§ Written request:
Below is a listing to write out in full, exactly as given, without its pictures.

[Dataset items]
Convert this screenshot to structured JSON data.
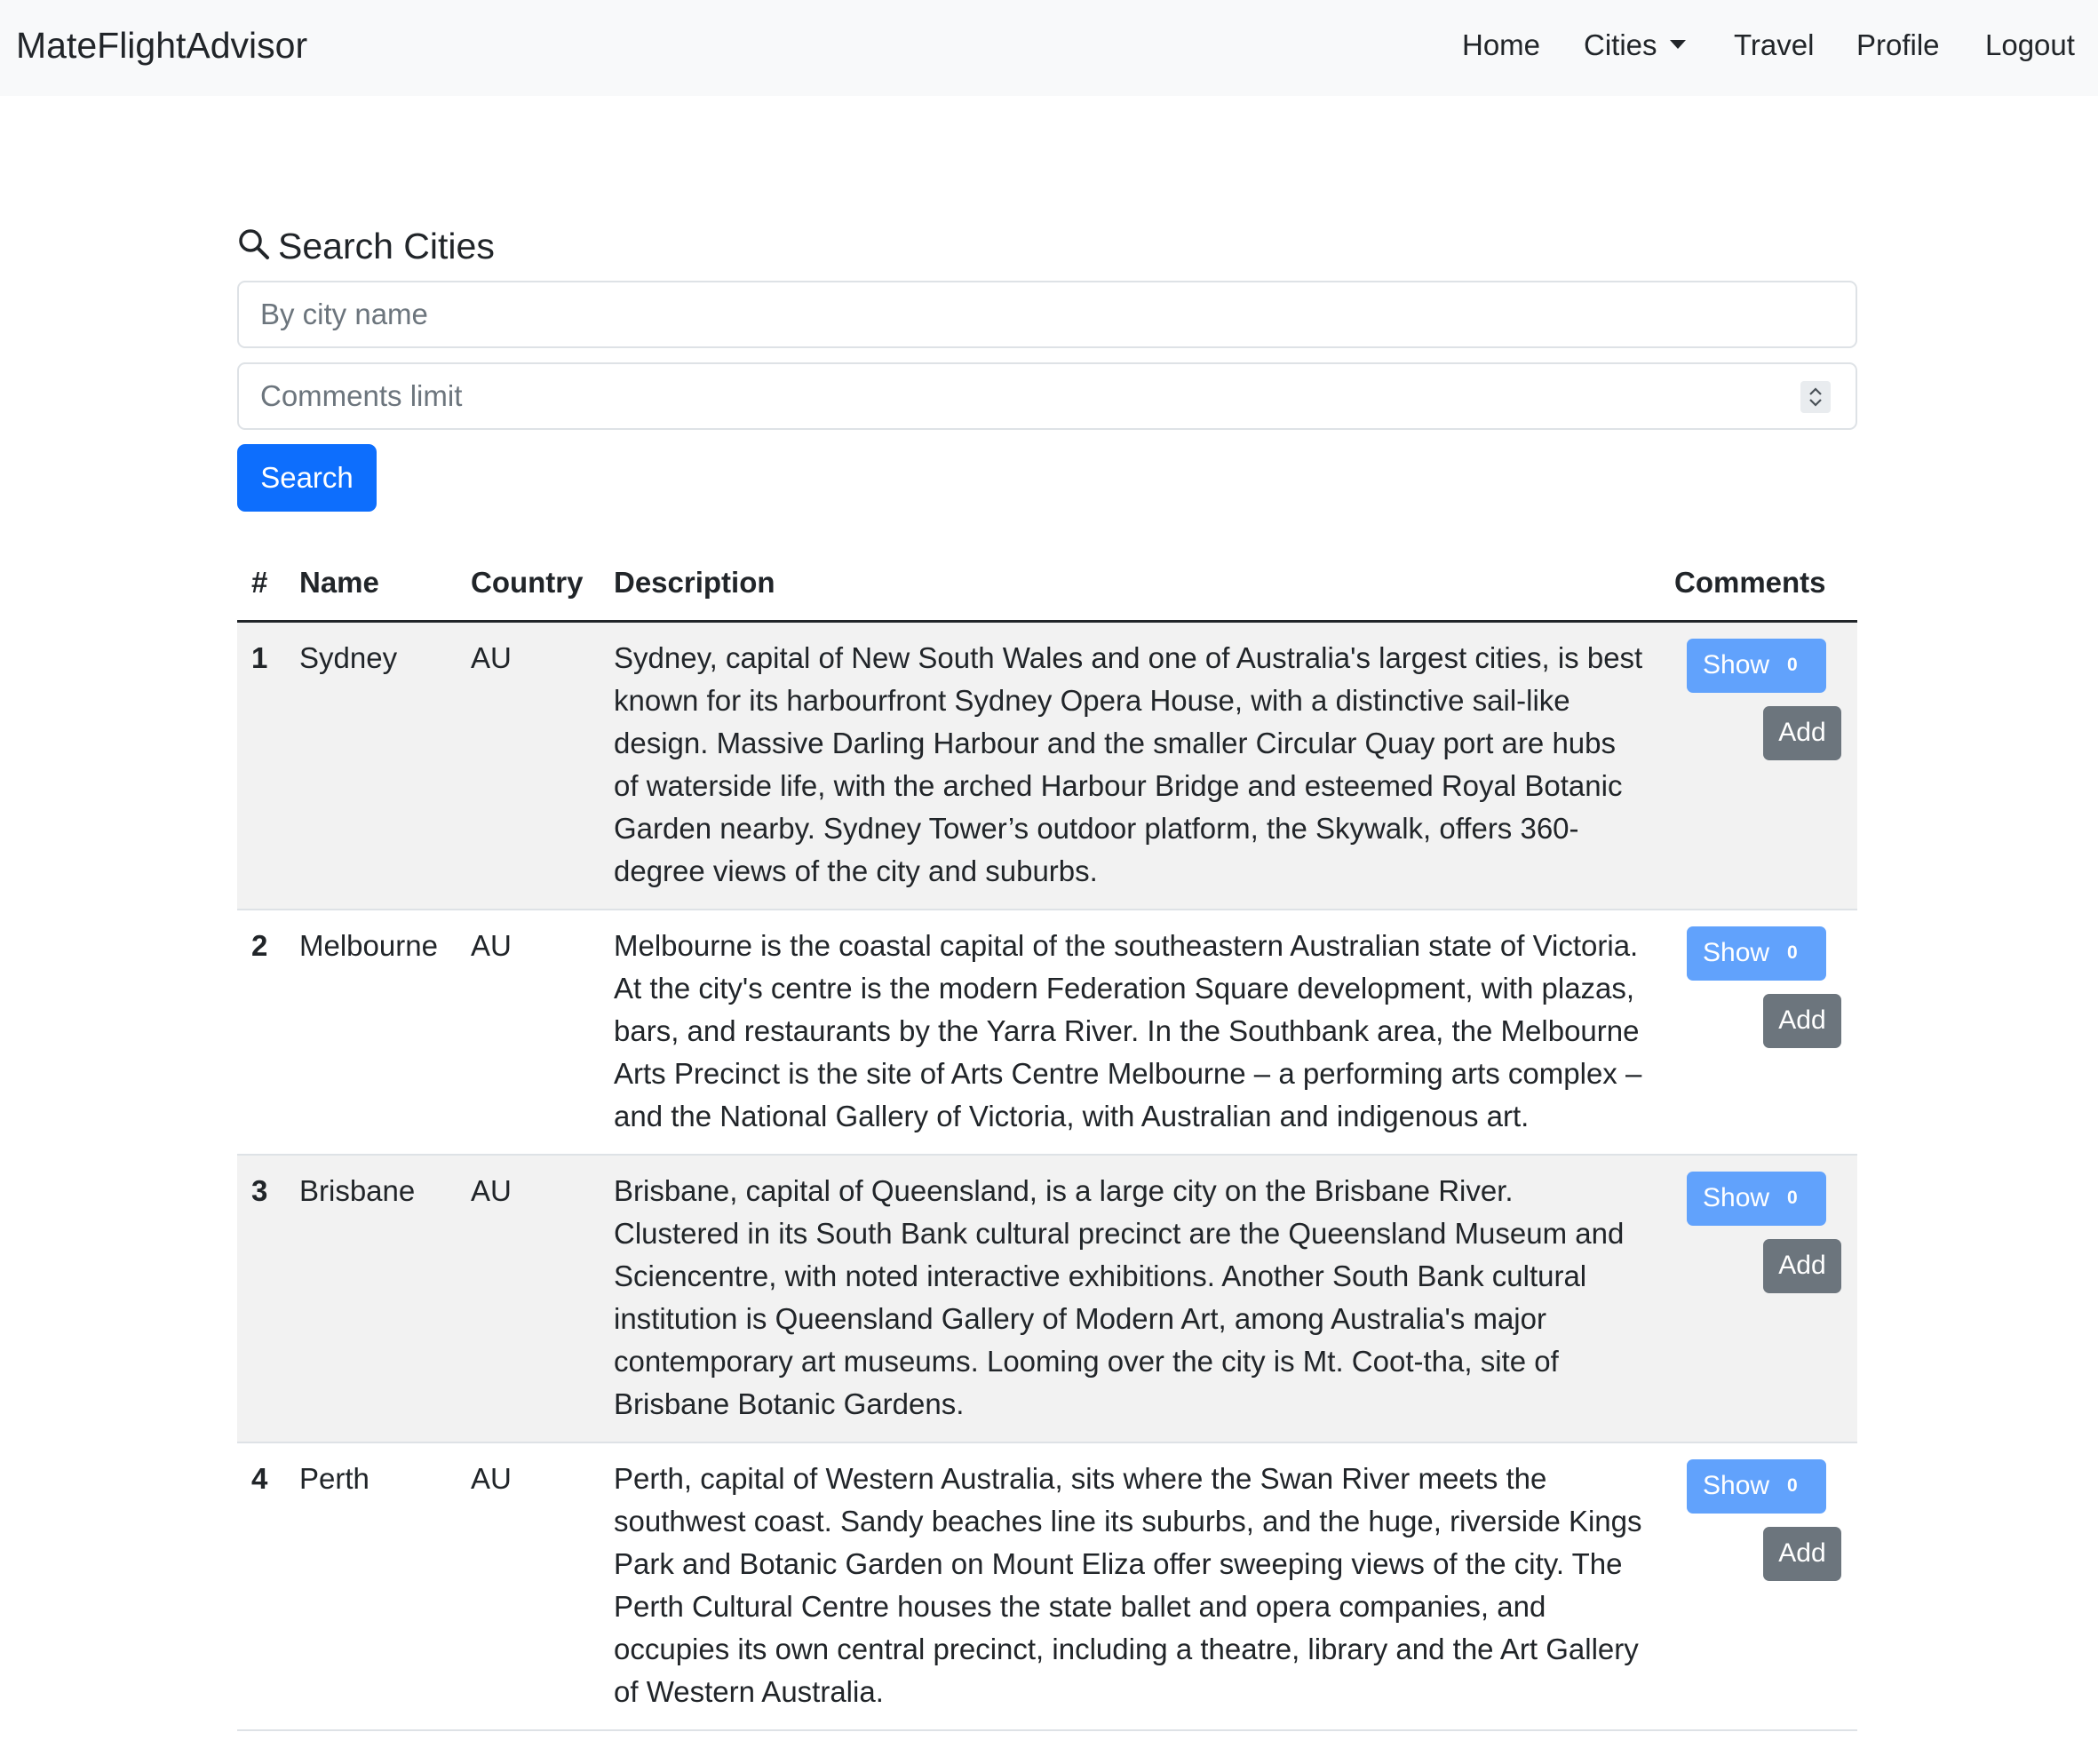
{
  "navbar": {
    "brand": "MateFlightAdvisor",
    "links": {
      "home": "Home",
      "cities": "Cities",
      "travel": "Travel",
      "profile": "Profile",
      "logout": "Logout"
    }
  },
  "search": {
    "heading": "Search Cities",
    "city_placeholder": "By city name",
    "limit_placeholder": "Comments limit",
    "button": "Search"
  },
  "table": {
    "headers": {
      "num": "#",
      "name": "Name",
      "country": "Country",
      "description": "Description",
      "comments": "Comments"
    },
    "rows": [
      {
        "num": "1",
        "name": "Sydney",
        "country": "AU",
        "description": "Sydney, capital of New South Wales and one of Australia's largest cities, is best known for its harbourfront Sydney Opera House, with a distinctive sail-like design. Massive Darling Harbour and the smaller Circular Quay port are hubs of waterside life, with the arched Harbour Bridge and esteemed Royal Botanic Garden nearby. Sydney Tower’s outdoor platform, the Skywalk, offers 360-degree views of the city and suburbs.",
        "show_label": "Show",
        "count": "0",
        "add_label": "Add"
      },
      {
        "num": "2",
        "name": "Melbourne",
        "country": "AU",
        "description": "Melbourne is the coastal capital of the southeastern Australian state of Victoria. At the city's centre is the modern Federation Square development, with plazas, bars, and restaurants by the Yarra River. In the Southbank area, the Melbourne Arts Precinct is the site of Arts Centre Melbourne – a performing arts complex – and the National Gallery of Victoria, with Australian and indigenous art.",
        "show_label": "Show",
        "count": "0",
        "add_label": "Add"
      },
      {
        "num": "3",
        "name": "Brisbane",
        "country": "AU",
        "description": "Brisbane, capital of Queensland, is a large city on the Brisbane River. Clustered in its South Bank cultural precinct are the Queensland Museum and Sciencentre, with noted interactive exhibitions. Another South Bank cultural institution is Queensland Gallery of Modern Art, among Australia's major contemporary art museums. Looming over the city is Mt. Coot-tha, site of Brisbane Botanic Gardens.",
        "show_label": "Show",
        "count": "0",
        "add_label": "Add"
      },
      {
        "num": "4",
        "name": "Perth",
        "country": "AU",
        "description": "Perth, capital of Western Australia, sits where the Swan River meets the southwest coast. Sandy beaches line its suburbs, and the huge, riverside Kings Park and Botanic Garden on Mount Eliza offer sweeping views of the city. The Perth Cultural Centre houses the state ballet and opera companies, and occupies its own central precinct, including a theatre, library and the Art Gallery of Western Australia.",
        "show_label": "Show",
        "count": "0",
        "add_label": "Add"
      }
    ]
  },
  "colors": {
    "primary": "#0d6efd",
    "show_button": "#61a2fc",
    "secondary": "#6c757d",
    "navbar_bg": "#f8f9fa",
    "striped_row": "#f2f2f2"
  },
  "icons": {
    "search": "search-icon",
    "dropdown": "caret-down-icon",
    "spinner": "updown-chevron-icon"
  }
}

§ Reply:
Convert this screenshot to structured JSON data.
{
  "navbar": {
    "brand": "MateFlightAdvisor",
    "links": {
      "home": "Home",
      "cities": "Cities",
      "travel": "Travel",
      "profile": "Profile",
      "logout": "Logout"
    }
  },
  "search": {
    "heading": "Search Cities",
    "city_placeholder": "By city name",
    "limit_placeholder": "Comments limit",
    "button": "Search"
  },
  "table": {
    "headers": {
      "num": "#",
      "name": "Name",
      "country": "Country",
      "description": "Description",
      "comments": "Comments"
    },
    "rows": [
      {
        "num": "1",
        "name": "Sydney",
        "country": "AU",
        "description": "Sydney, capital of New South Wales and one of Australia's largest cities, is best known for its harbourfront Sydney Opera House, with a distinctive sail-like design. Massive Darling Harbour and the smaller Circular Quay port are hubs of waterside life, with the arched Harbour Bridge and esteemed Royal Botanic Garden nearby. Sydney Tower’s outdoor platform, the Skywalk, offers 360-degree views of the city and suburbs.",
        "show_label": "Show",
        "count": "0",
        "add_label": "Add"
      },
      {
        "num": "2",
        "name": "Melbourne",
        "country": "AU",
        "description": "Melbourne is the coastal capital of the southeastern Australian state of Victoria. At the city's centre is the modern Federation Square development, with plazas, bars, and restaurants by the Yarra River. In the Southbank area, the Melbourne Arts Precinct is the site of Arts Centre Melbourne – a performing arts complex – and the National Gallery of Victoria, with Australian and indigenous art.",
        "show_label": "Show",
        "count": "0",
        "add_label": "Add"
      },
      {
        "num": "3",
        "name": "Brisbane",
        "country": "AU",
        "description": "Brisbane, capital of Queensland, is a large city on the Brisbane River. Clustered in its South Bank cultural precinct are the Queensland Museum and Sciencentre, with noted interactive exhibitions. Another South Bank cultural institution is Queensland Gallery of Modern Art, among Australia's major contemporary art museums. Looming over the city is Mt. Coot-tha, site of Brisbane Botanic Gardens.",
        "show_label": "Show",
        "count": "0",
        "add_label": "Add"
      },
      {
        "num": "4",
        "name": "Perth",
        "country": "AU",
        "description": "Perth, capital of Western Australia, sits where the Swan River meets the southwest coast. Sandy beaches line its suburbs, and the huge, riverside Kings Park and Botanic Garden on Mount Eliza offer sweeping views of the city. The Perth Cultural Centre houses the state ballet and opera companies, and occupies its own central precinct, including a theatre, library and the Art Gallery of Western Australia.",
        "show_label": "Show",
        "count": "0",
        "add_label": "Add"
      }
    ]
  },
  "colors": {
    "primary": "#0d6efd",
    "show_button": "#61a2fc",
    "secondary": "#6c757d",
    "navbar_bg": "#f8f9fa",
    "striped_row": "#f2f2f2"
  },
  "icons": {
    "search": "search-icon",
    "dropdown": "caret-down-icon",
    "spinner": "updown-chevron-icon"
  }
}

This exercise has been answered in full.